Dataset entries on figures
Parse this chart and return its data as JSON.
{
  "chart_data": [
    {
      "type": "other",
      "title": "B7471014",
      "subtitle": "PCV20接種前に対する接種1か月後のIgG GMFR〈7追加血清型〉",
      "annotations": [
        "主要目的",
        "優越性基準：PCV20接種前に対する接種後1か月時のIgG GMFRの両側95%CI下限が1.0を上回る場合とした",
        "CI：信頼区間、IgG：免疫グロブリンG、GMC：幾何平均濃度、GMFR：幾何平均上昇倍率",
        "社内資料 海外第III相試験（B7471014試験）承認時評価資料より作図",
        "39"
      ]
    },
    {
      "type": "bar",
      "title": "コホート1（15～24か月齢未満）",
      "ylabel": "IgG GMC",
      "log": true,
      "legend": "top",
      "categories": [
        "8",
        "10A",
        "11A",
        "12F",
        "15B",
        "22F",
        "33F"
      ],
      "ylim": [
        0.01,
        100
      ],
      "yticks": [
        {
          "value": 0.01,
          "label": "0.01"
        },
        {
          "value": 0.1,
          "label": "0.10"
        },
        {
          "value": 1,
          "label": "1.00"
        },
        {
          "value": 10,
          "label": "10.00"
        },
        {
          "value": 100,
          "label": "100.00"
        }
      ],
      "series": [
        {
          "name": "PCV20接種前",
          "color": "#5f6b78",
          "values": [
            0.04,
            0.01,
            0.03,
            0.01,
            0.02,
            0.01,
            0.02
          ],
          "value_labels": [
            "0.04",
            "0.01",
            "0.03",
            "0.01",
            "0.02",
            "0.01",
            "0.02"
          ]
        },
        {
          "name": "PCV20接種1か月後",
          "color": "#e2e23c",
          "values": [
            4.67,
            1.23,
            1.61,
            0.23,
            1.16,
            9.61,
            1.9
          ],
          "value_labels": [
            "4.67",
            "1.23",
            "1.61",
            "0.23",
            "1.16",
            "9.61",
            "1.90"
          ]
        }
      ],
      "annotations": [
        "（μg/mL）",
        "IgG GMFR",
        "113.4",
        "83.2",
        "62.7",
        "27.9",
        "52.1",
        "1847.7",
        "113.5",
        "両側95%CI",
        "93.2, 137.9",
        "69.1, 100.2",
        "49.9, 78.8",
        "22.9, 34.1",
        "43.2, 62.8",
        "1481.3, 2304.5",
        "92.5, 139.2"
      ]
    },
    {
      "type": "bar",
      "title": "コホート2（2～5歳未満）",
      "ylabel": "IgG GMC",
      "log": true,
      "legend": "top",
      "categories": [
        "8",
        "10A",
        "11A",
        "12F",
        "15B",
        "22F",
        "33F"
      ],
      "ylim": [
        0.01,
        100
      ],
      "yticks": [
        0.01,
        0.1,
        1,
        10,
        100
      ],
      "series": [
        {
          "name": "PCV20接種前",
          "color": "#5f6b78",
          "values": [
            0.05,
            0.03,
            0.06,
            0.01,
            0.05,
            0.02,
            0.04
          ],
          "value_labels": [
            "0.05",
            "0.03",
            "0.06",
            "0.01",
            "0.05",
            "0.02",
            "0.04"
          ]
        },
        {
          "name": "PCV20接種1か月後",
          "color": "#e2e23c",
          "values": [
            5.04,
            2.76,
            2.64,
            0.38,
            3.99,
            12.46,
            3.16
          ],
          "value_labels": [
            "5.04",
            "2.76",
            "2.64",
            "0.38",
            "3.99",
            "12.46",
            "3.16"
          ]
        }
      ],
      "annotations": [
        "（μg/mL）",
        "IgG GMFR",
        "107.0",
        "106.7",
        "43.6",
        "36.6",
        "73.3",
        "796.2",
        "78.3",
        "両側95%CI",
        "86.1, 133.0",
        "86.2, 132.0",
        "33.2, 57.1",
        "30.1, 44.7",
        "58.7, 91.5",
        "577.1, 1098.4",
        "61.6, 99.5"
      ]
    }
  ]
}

▸ **Task directions**: Output the listing above word for word.

▸ **Result of this task**:
Parse this chart and return its data as JSON.
{
  "chart_data": [
    {
      "type": "other",
      "title": "B7471014",
      "subtitle": "PCV20接種前に対する接種1か月後のIgG GMFR〈7追加血清型〉",
      "annotations": [
        "主要目的",
        "優越性基準：PCV20接種前に対する接種後1か月時のIgG GMFRの両側95%CI下限が1.0を上回る場合とした",
        "CI：信頼区間、IgG：免疫グロブリンG、GMC：幾何平均濃度、GMFR：幾何平均上昇倍率",
        "社内資料 海外第III相試験（B7471014試験）承認時評価資料より作図",
        "39"
      ]
    },
    {
      "type": "bar",
      "title": "コホート1（15～24か月齢未満）",
      "ylabel": "IgG GMC",
      "log": true,
      "legend": "top",
      "categories": [
        "8",
        "10A",
        "11A",
        "12F",
        "15B",
        "22F",
        "33F"
      ],
      "ylim": [
        0.01,
        100
      ],
      "yticks": [
        {
          "value": 0.01,
          "label": "0.01"
        },
        {
          "value": 0.1,
          "label": "0.10"
        },
        {
          "value": 1,
          "label": "1.00"
        },
        {
          "value": 10,
          "label": "10.00"
        },
        {
          "value": 100,
          "label": "100.00"
        }
      ],
      "series": [
        {
          "name": "PCV20接種前",
          "color": "#5f6b78",
          "values": [
            0.04,
            0.01,
            0.03,
            0.01,
            0.02,
            0.01,
            0.02
          ],
          "value_labels": [
            "0.04",
            "0.01",
            "0.03",
            "0.01",
            "0.02",
            "0.01",
            "0.02"
          ]
        },
        {
          "name": "PCV20接種1か月後",
          "color": "#e2e23c",
          "values": [
            4.67,
            1.23,
            1.61,
            0.23,
            1.16,
            9.61,
            1.9
          ],
          "value_labels": [
            "4.67",
            "1.23",
            "1.61",
            "0.23",
            "1.16",
            "9.61",
            "1.90"
          ]
        }
      ],
      "annotations": [
        "（μg/mL）",
        "IgG GMFR",
        "113.4",
        "83.2",
        "62.7",
        "27.9",
        "52.1",
        "1847.7",
        "113.5",
        "両側95%CI",
        "93.2, 137.9",
        "69.1, 100.2",
        "49.9, 78.8",
        "22.9, 34.1",
        "43.2, 62.8",
        "1481.3, 2304.5",
        "92.5, 139.2"
      ]
    },
    {
      "type": "bar",
      "title": "コホート2（2～5歳未満）",
      "ylabel": "IgG GMC",
      "log": true,
      "legend": "top",
      "categories": [
        "8",
        "10A",
        "11A",
        "12F",
        "15B",
        "22F",
        "33F"
      ],
      "ylim": [
        0.01,
        100
      ],
      "yticks": [
        0.01,
        0.1,
        1,
        10,
        100
      ],
      "series": [
        {
          "name": "PCV20接種前",
          "color": "#5f6b78",
          "values": [
            0.05,
            0.03,
            0.06,
            0.01,
            0.05,
            0.02,
            0.04
          ],
          "value_labels": [
            "0.05",
            "0.03",
            "0.06",
            "0.01",
            "0.05",
            "0.02",
            "0.04"
          ]
        },
        {
          "name": "PCV20接種1か月後",
          "color": "#e2e23c",
          "values": [
            5.04,
            2.76,
            2.64,
            0.38,
            3.99,
            12.46,
            3.16
          ],
          "value_labels": [
            "5.04",
            "2.76",
            "2.64",
            "0.38",
            "3.99",
            "12.46",
            "3.16"
          ]
        }
      ],
      "annotations": [
        "（μg/mL）",
        "IgG GMFR",
        "107.0",
        "106.7",
        "43.6",
        "36.6",
        "73.3",
        "796.2",
        "78.3",
        "両側95%CI",
        "86.1, 133.0",
        "86.2, 132.0",
        "33.2, 57.1",
        "30.1, 44.7",
        "58.7, 91.5",
        "577.1, 1098.4",
        "61.6, 99.5"
      ]
    }
  ]
}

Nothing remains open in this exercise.